(Recorded data)
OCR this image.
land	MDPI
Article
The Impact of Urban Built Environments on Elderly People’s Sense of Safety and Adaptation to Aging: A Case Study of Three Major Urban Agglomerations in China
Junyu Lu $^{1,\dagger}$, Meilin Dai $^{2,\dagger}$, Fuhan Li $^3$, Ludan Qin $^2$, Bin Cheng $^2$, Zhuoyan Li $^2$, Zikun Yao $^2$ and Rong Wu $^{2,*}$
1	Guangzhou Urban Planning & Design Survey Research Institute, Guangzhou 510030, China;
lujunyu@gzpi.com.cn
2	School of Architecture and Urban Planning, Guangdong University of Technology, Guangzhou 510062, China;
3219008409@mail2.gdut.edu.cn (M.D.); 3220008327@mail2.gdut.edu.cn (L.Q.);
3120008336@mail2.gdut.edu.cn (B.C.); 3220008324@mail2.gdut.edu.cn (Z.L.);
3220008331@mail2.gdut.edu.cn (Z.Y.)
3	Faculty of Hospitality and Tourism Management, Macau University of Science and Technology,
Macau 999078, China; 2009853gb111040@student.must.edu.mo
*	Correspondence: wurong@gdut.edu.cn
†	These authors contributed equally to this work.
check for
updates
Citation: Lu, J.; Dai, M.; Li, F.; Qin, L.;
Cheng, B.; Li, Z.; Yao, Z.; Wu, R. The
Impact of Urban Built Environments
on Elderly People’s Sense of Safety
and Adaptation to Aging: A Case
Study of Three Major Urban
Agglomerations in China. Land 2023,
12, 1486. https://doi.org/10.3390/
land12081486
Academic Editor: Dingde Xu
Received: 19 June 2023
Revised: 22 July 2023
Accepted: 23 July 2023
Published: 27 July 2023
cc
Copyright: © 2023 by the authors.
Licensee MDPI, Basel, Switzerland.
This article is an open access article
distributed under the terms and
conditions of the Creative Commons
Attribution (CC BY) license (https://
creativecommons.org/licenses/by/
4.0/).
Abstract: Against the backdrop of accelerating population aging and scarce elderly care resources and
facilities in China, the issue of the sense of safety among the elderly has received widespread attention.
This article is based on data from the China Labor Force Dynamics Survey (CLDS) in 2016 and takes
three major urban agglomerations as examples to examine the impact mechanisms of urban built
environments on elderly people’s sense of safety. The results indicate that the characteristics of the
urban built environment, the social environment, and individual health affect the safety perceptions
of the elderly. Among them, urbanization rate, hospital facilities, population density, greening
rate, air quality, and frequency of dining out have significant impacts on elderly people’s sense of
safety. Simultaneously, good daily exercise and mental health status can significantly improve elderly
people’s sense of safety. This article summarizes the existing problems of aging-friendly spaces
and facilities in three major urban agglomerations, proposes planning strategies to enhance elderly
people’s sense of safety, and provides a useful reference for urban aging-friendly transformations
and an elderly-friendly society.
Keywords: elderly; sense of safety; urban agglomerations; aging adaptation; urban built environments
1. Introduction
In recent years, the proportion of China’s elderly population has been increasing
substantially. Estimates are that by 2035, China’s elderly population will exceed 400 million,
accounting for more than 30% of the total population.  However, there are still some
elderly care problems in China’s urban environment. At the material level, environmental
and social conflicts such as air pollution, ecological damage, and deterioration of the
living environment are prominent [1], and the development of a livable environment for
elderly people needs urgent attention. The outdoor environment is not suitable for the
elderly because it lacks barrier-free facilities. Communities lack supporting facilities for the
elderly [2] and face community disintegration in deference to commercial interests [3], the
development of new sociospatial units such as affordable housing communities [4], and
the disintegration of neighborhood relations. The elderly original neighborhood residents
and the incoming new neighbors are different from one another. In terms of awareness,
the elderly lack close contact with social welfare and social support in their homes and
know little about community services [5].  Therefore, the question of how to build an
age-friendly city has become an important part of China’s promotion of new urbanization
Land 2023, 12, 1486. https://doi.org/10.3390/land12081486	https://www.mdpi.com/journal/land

The task
All records above must be set down exactly, please.

Correct output
OCR this image.
land	MDPI
Article
The Impact of Urban Built Environments on Elderly People’s Sense of Safety and Adaptation to Aging: A Case Study of Three Major Urban Agglomerations in China
Junyu Lu $^{1,\dagger}$, Meilin Dai $^{2,\dagger}$, Fuhan Li $^3$, Ludan Qin $^2$, Bin Cheng $^2$, Zhuoyan Li $^2$, Zikun Yao $^2$ and Rong Wu $^{2,*}$
1	Guangzhou Urban Planning & Design Survey Research Institute, Guangzhou 510030, China;
lujunyu@gzpi.com.cn
2	School of Architecture and Urban Planning, Guangdong University of Technology, Guangzhou 510062, China;
3219008409@mail2.gdut.edu.cn (M.D.); 3220008327@mail2.gdut.edu.cn (L.Q.);
3120008336@mail2.gdut.edu.cn (B.C.); 3220008324@mail2.gdut.edu.cn (Z.L.);
3220008331@mail2.gdut.edu.cn (Z.Y.)
3	Faculty of Hospitality and Tourism Management, Macau University of Science and Technology,
Macau 999078, China; 2009853gb111040@student.must.edu.mo
*	Correspondence: wurong@gdut.edu.cn
†	These authors contributed equally to this work.
check for
updates
Citation: Lu, J.; Dai, M.; Li, F.; Qin, L.;
Cheng, B.; Li, Z.; Yao, Z.; Wu, R. The
Impact of Urban Built Environments
on Elderly People’s Sense of Safety
and Adaptation to Aging: A Case
Study of Three Major Urban
Agglomerations in China. Land 2023,
12, 1486. https://doi.org/10.3390/
land12081486
Academic Editor: Dingde Xu
Received: 19 June 2023
Revised: 22 July 2023
Accepted: 23 July 2023
Published: 27 July 2023
cc
Copyright: © 2023 by the authors.
Licensee MDPI, Basel, Switzerland.
This article is an open access article
distributed under the terms and
conditions of the Creative Commons
Attribution (CC BY) license (https://
creativecommons.org/licenses/by/
4.0/).
Abstract: Against the backdrop of accelerating population aging and scarce elderly care resources and
facilities in China, the issue of the sense of safety among the elderly has received widespread attention.
This article is based on data from the China Labor Force Dynamics Survey (CLDS) in 2016 and takes
three major urban agglomerations as examples to examine the impact mechanisms of urban built
environments on elderly people’s sense of safety. The results indicate that the characteristics of the
urban built environment, the social environment, and individual health affect the safety perceptions
of the elderly. Among them, urbanization rate, hospital facilities, population density, greening
rate, air quality, and frequency of dining out have significant impacts on elderly people’s sense of
safety. Simultaneously, good daily exercise and mental health status can significantly improve elderly
people’s sense of safety. This article summarizes the existing problems of aging-friendly spaces
and facilities in three major urban agglomerations, proposes planning strategies to enhance elderly
people’s sense of safety, and provides a useful reference for urban aging-friendly transformations
and an elderly-friendly society.
Keywords: elderly; sense of safety; urban agglomerations; aging adaptation; urban built environments
1. Introduction
In recent years, the proportion of China’s elderly population has been increasing
substantially. Estimates are that by 2035, China’s elderly population will exceed 400 million,
accounting for more than 30% of the total population.  However, there are still some
elderly care problems in China’s urban environment. At the material level, environmental
and social conflicts such as air pollution, ecological damage, and deterioration of the
living environment are prominent [1], and the development of a livable environment for
elderly people needs urgent attention. The outdoor environment is not suitable for the
elderly because it lacks barrier-free facilities. Communities lack supporting facilities for the
elderly [2] and face community disintegration in deference to commercial interests [3], the
development of new sociospatial units such as affordable housing communities [4], and
the disintegration of neighborhood relations. The elderly original neighborhood residents
and the incoming new neighbors are different from one another. In terms of awareness,
the elderly lack close contact with social welfare and social support in their homes and
know little about community services [5].  Therefore, the question of how to build an
age-friendly city has become an important part of China’s promotion of new urbanization
Land 2023, 12, 1486. https://doi.org/10.3390/land12081486	https://www.mdpi.com/journal/land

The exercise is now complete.